**** TEXT SECTION ****

When transfer takes place between the solid phases, it requires the existence of a reactive intermediate, free in solution as shown below.

Among the reactive species detected by this "Three Phase Test" were cyclobutadiene, singlet oxygen, monomeric metaphosphate, and acyl imidazoles.

1976

In 1976, he moved to the University of Pittsburgh, where he developed cleft-like structures for studies in molecular recognition.

1978

A model of the Pauling principle - catalysis by maximum binding to the transition state – was devised in 1978.

A physical process, the racemization of bipyridyl, was chosen.

The transition structure features coplanar aryl rings and a specific binding force (the chelation of a metal by bipyridyl), and shows maximum metal/ligand attraction at the coplanar geometry.

The biaryl bond acts like a fulcrum and binding induces a mechanical stress elsewhere in the molecule.

This was one of the first molecular machines, a rotor.

1980

Other bipyridyls and biphenyls were designed in the 1980s as synthetic models of allosteric effects shown below.

**** INFORMATION SHOWN ****

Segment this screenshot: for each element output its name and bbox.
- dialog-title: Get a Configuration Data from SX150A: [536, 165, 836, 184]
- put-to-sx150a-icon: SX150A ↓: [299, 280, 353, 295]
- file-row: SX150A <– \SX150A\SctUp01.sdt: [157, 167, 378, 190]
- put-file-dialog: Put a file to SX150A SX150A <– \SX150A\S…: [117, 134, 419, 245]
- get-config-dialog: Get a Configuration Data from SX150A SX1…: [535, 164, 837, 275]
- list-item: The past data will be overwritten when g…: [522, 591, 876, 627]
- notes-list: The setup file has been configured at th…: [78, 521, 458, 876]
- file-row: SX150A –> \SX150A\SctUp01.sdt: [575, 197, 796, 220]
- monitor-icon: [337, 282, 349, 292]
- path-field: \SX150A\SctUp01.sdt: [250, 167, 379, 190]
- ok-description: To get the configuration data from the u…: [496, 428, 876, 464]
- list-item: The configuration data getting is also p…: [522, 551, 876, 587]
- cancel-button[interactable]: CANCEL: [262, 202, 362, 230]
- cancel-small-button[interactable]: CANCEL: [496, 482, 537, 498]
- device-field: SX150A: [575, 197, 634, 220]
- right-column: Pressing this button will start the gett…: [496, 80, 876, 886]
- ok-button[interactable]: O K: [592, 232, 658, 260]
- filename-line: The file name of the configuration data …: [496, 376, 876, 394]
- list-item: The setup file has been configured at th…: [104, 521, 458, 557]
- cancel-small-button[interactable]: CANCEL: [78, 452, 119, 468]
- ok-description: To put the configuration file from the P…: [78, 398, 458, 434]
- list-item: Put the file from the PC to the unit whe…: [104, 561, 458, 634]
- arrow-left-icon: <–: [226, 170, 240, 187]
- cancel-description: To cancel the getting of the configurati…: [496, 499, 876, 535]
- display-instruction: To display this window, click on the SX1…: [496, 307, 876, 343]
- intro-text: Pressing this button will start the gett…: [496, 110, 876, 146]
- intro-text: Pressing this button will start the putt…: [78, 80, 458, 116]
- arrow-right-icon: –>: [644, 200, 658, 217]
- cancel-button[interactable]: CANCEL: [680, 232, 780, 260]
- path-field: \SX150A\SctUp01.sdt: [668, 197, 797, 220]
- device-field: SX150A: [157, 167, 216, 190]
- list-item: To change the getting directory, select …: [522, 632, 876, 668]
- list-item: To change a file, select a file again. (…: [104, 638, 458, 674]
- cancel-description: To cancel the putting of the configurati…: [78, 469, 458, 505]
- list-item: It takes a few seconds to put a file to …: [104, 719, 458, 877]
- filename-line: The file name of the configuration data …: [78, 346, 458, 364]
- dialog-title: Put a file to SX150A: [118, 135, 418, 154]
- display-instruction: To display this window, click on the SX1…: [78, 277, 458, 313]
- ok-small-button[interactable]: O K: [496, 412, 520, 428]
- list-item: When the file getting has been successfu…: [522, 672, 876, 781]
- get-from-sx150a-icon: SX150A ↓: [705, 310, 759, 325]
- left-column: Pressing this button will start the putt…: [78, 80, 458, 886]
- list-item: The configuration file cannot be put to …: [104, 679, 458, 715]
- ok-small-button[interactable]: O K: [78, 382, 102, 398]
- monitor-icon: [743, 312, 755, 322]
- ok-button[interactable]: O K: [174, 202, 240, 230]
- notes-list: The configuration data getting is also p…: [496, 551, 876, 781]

****

§ **DESCRIPTION OF THE TASK**: Please name the physical process that the chemistry text says was chosen for the 1978 model of the Pauling principle. The records were taken from a separate source.

§ **THE COMPLETED TASK**: The racemization of bipyridyl.